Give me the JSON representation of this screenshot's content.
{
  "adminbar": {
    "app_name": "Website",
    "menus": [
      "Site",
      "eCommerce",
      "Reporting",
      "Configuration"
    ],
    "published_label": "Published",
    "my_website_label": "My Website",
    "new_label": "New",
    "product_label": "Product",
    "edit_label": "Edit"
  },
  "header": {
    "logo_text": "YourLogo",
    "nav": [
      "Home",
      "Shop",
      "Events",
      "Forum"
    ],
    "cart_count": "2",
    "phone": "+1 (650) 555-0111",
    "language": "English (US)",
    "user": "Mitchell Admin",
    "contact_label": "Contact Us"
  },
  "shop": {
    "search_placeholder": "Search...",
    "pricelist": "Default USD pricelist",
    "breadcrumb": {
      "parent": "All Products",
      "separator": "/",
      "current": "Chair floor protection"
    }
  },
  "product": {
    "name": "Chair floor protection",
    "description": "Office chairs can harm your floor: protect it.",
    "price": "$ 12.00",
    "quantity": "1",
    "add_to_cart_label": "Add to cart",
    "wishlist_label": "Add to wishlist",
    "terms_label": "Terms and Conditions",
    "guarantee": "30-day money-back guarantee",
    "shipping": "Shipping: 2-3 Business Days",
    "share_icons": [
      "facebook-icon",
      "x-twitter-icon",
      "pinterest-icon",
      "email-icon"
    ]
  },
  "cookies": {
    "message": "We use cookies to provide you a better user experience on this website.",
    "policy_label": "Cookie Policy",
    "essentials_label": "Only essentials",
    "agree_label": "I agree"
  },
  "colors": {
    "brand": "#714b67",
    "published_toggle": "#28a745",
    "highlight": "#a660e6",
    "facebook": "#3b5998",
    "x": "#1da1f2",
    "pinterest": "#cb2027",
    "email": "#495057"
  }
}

### Your instructions
Exact copies of all the records are required.

### Task answer
Give me the JSON representation of this screenshot's content.
{
  "adminbar": {
    "app_name": "Website",
    "menus": [
      "Site",
      "eCommerce",
      "Reporting",
      "Configuration"
    ],
    "published_label": "Published",
    "my_website_label": "My Website",
    "new_label": "New",
    "product_label": "Product",
    "edit_label": "Edit"
  },
  "header": {
    "logo_text": "YourLogo",
    "nav": [
      "Home",
      "Shop",
      "Events",
      "Forum"
    ],
    "cart_count": "2",
    "phone": "+1 (650) 555-0111",
    "language": "English (US)",
    "user": "Mitchell Admin",
    "contact_label": "Contact Us"
  },
  "shop": {
    "search_placeholder": "Search...",
    "pricelist": "Default USD pricelist",
    "breadcrumb": {
      "parent": "All Products",
      "separator": "/",
      "current": "Chair floor protection"
    }
  },
  "product": {
    "name": "Chair floor protection",
    "description": "Office chairs can harm your floor: protect it.",
    "price": "$ 12.00",
    "quantity": "1",
    "add_to_cart_label": "Add to cart",
    "wishlist_label": "Add to wishlist",
    "terms_label": "Terms and Conditions",
    "guarantee": "30-day money-back guarantee",
    "shipping": "Shipping: 2-3 Business Days",
    "share_icons": [
      "facebook-icon",
      "x-twitter-icon",
      "pinterest-icon",
      "email-icon"
    ]
  },
  "cookies": {
    "message": "We use cookies to provide you a better user experience on this website.",
    "policy_label": "Cookie Policy",
    "essentials_label": "Only essentials",
    "agree_label": "I agree"
  },
  "colors": {
    "brand": "#714b67",
    "published_toggle": "#28a745",
    "highlight": "#a660e6",
    "facebook": "#3b5998",
    "x": "#1da1f2",
    "pinterest": "#cb2027",
    "email": "#495057"
  }
}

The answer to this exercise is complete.